Input material:
┌──

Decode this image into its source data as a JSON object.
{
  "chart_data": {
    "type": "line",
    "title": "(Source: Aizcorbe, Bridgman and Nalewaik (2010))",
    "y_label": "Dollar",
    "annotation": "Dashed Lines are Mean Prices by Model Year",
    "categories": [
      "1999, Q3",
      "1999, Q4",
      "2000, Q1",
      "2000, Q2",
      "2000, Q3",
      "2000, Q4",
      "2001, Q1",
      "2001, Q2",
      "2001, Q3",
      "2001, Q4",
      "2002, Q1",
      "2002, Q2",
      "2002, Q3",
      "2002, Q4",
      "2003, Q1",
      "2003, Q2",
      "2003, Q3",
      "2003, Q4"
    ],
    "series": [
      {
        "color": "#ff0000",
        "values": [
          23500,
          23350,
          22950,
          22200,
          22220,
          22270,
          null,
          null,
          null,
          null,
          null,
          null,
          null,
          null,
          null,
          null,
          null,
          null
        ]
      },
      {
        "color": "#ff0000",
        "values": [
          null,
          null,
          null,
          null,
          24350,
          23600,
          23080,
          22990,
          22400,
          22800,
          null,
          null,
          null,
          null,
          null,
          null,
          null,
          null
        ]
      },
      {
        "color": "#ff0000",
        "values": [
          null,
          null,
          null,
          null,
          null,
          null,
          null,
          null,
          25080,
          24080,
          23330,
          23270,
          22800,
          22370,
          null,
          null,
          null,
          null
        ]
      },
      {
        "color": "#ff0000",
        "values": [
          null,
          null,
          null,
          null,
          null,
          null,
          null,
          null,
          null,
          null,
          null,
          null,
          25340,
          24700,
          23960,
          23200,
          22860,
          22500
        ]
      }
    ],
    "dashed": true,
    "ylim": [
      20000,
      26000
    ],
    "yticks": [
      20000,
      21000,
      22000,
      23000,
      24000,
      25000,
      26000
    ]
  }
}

└──

Exercise details:
Your task is to print the whole listing again exactly.

Answer for this exercise:
Decode this image into its source data as a JSON object.
{
  "chart_data": {
    "type": "line",
    "title": "(Source: Aizcorbe, Bridgman and Nalewaik (2010))",
    "y_label": "Dollar",
    "annotation": "Dashed Lines are Mean Prices by Model Year",
    "categories": [
      "1999, Q3",
      "1999, Q4",
      "2000, Q1",
      "2000, Q2",
      "2000, Q3",
      "2000, Q4",
      "2001, Q1",
      "2001, Q2",
      "2001, Q3",
      "2001, Q4",
      "2002, Q1",
      "2002, Q2",
      "2002, Q3",
      "2002, Q4",
      "2003, Q1",
      "2003, Q2",
      "2003, Q3",
      "2003, Q4"
    ],
    "series": [
      {
        "color": "#ff0000",
        "values": [
          23500,
          23350,
          22950,
          22200,
          22220,
          22270,
          null,
          null,
          null,
          null,
          null,
          null,
          null,
          null,
          null,
          null,
          null,
          null
        ]
      },
      {
        "color": "#ff0000",
        "values": [
          null,
          null,
          null,
          null,
          24350,
          23600,
          23080,
          22990,
          22400,
          22800,
          null,
          null,
          null,
          null,
          null,
          null,
          null,
          null
        ]
      },
      {
        "color": "#ff0000",
        "values": [
          null,
          null,
          null,
          null,
          null,
          null,
          null,
          null,
          25080,
          24080,
          23330,
          23270,
          22800,
          22370,
          null,
          null,
          null,
          null
        ]
      },
      {
        "color": "#ff0000",
        "values": [
          null,
          null,
          null,
          null,
          null,
          null,
          null,
          null,
          null,
          null,
          null,
          null,
          25340,
          24700,
          23960,
          23200,
          22860,
          22500
        ]
      }
    ],
    "dashed": true,
    "ylim": [
      20000,
      26000
    ],
    "yticks": [
      20000,
      21000,
      22000,
      23000,
      24000,
      25000,
      26000
    ]
  }
}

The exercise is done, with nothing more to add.